> [Stated goal]: Using the listing below, give the number of lines where "message" appears, and nothing else.

> [Given entries]:
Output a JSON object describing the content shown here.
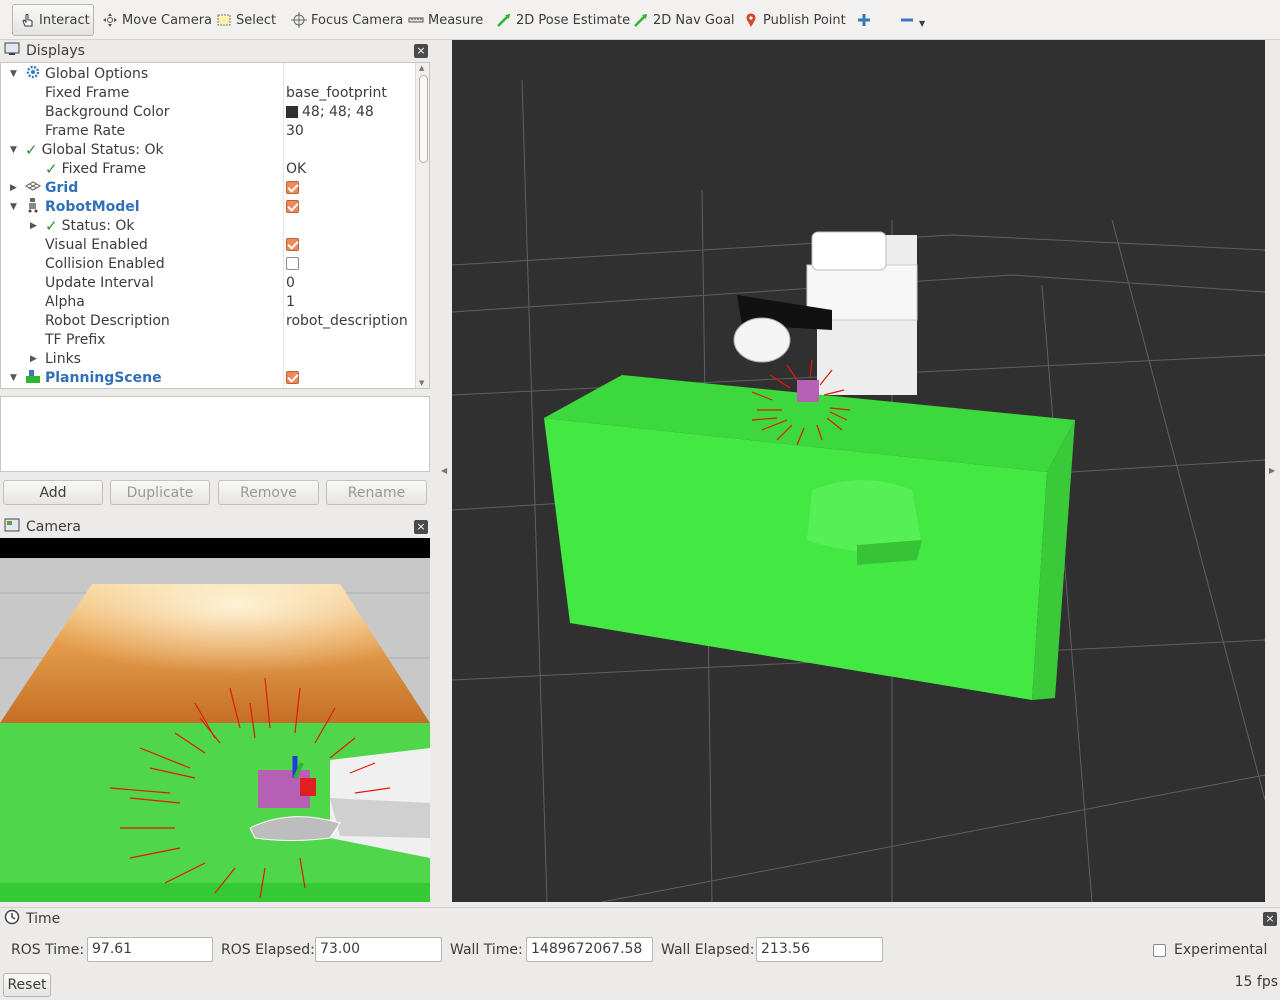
{
  "toolbar": {
    "tools": [
      {
        "label": "Interact",
        "icon": "hand-pointer-icon"
      },
      {
        "label": "Move Camera",
        "icon": "move-camera-icon"
      },
      {
        "label": "Select",
        "icon": "select-box-icon"
      },
      {
        "label": "Focus Camera",
        "icon": "focus-crosshair-icon"
      },
      {
        "label": "Measure",
        "icon": "ruler-icon"
      },
      {
        "label": "2D Pose Estimate",
        "icon": "green-arrow-icon"
      },
      {
        "label": "2D Nav Goal",
        "icon": "green-arrow-icon"
      },
      {
        "label": "Publish Point",
        "icon": "map-pin-icon"
      }
    ],
    "add_icon": "plus-icon",
    "remove_icon": "minus-icon"
  },
  "displays": {
    "title": "Displays",
    "tree": [
      {
        "name": "Global Options",
        "value": ""
      },
      {
        "name": "Fixed Frame",
        "value": "base_footprint"
      },
      {
        "name": "Background Color",
        "value": "48; 48; 48"
      },
      {
        "name": "Frame Rate",
        "value": "30"
      },
      {
        "name": "Global Status: Ok",
        "value": ""
      },
      {
        "name": "Fixed Frame",
        "value": "OK"
      },
      {
        "name": "Grid",
        "value": ""
      },
      {
        "name": "RobotModel",
        "value": ""
      },
      {
        "name": "Status: Ok",
        "value": ""
      },
      {
        "name": "Visual Enabled",
        "value": ""
      },
      {
        "name": "Collision Enabled",
        "value": ""
      },
      {
        "name": "Update Interval",
        "value": "0"
      },
      {
        "name": "Alpha",
        "value": "1"
      },
      {
        "name": "Robot Description",
        "value": "robot_description"
      },
      {
        "name": "TF Prefix",
        "value": ""
      },
      {
        "name": "Links",
        "value": ""
      },
      {
        "name": "PlanningScene",
        "value": ""
      }
    ],
    "buttons": {
      "add": "Add",
      "duplicate": "Duplicate",
      "remove": "Remove",
      "rename": "Rename"
    }
  },
  "camera": {
    "title": "Camera"
  },
  "time": {
    "title": "Time",
    "ros_time_label": "ROS Time:",
    "ros_time": "97.61",
    "ros_elapsed_label": "ROS Elapsed:",
    "ros_elapsed": "73.00",
    "wall_time_label": "Wall Time:",
    "wall_time": "1489672067.58",
    "wall_elapsed_label": "Wall Elapsed:",
    "wall_elapsed": "213.56",
    "experimental_label": "Experimental",
    "reset_label": "Reset",
    "fps": "15 fps"
  },
  "colors": {
    "viewport_bg": "#303030",
    "table_green": "#43e843",
    "arrow_red": "#e01a0a"
  }
}
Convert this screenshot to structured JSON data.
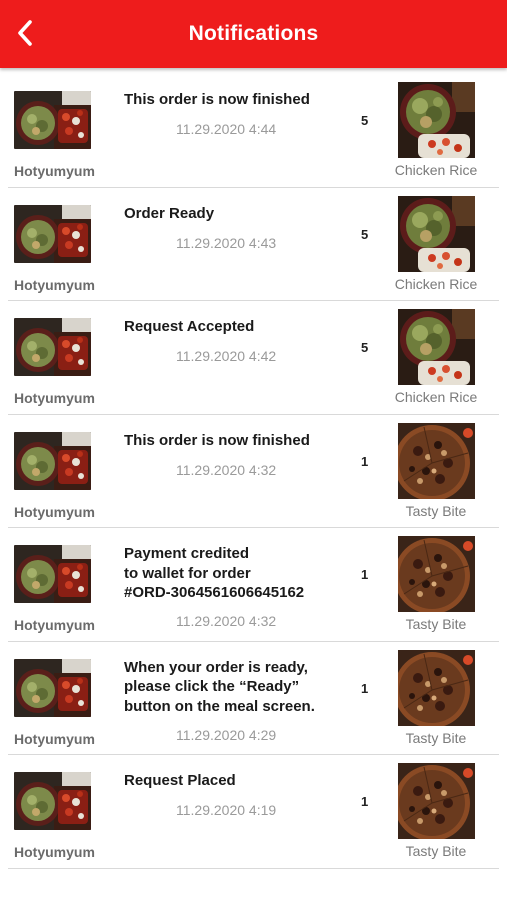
{
  "header": {
    "title": "Notifications",
    "background": "#ee1c1c",
    "back_icon": "chevron-left-icon"
  },
  "notifications": [
    {
      "seller": "Hotyumyum",
      "message": "This order is now finished",
      "time": "11.29.2020 4:44",
      "quantity": "5",
      "dish_name": "Chicken Rice",
      "dish_image": "chicken-rice"
    },
    {
      "seller": "Hotyumyum",
      "message": "Order Ready",
      "time": "11.29.2020 4:43",
      "quantity": "5",
      "dish_name": "Chicken Rice",
      "dish_image": "chicken-rice"
    },
    {
      "seller": "Hotyumyum",
      "message": "Request Accepted",
      "time": "11.29.2020 4:42",
      "quantity": "5",
      "dish_name": "Chicken Rice",
      "dish_image": "chicken-rice"
    },
    {
      "seller": "Hotyumyum",
      "message": "This order is now finished",
      "time": "11.29.2020 4:32",
      "quantity": "1",
      "dish_name": "Tasty Bite",
      "dish_image": "pizza"
    },
    {
      "seller": "Hotyumyum",
      "message": "Payment credited\nto wallet for order\n#ORD-3064561606645162",
      "time": "11.29.2020 4:32",
      "quantity": "1",
      "dish_name": "Tasty Bite",
      "dish_image": "pizza"
    },
    {
      "seller": "Hotyumyum",
      "message": "When your order is ready,\nplease click the “Ready”\nbutton on the meal screen.",
      "time": "11.29.2020 4:29",
      "quantity": "1",
      "dish_name": "Tasty Bite",
      "dish_image": "pizza"
    },
    {
      "seller": "Hotyumyum",
      "message": "Request Placed",
      "time": "11.29.2020 4:19",
      "quantity": "1",
      "dish_name": "Tasty Bite",
      "dish_image": "pizza"
    }
  ]
}
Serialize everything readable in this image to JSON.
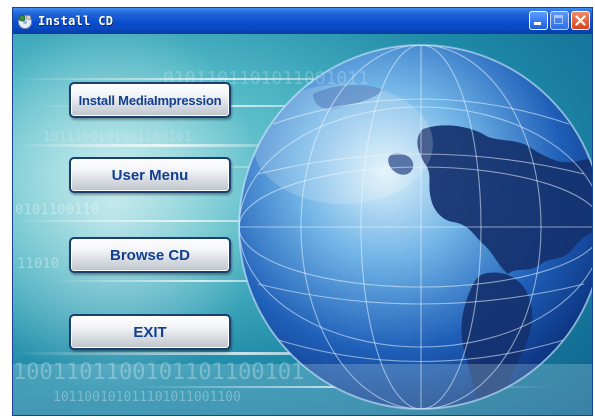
{
  "window": {
    "title": "Install CD",
    "icon": "cd-setup-icon",
    "controls": {
      "minimize": "minimize-icon",
      "maximize": "maximize-icon",
      "close": "close-icon"
    }
  },
  "menu": {
    "install_label": "Install MediaImpression",
    "user_menu_label": "User Menu",
    "browse_label": "Browse CD",
    "exit_label": "EXIT"
  },
  "background": {
    "digits": [
      "0101101101011001011",
      "1011100101001100101",
      "0101100110",
      "11010 1001",
      "1001101100101101100101",
      "101100101011101011001100"
    ]
  },
  "colors": {
    "titlebar": "#0a4fd0",
    "button_text": "#123f8f",
    "button_border": "#1b3f6e",
    "background": "#4fb6c4"
  }
}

> [Solution]: 7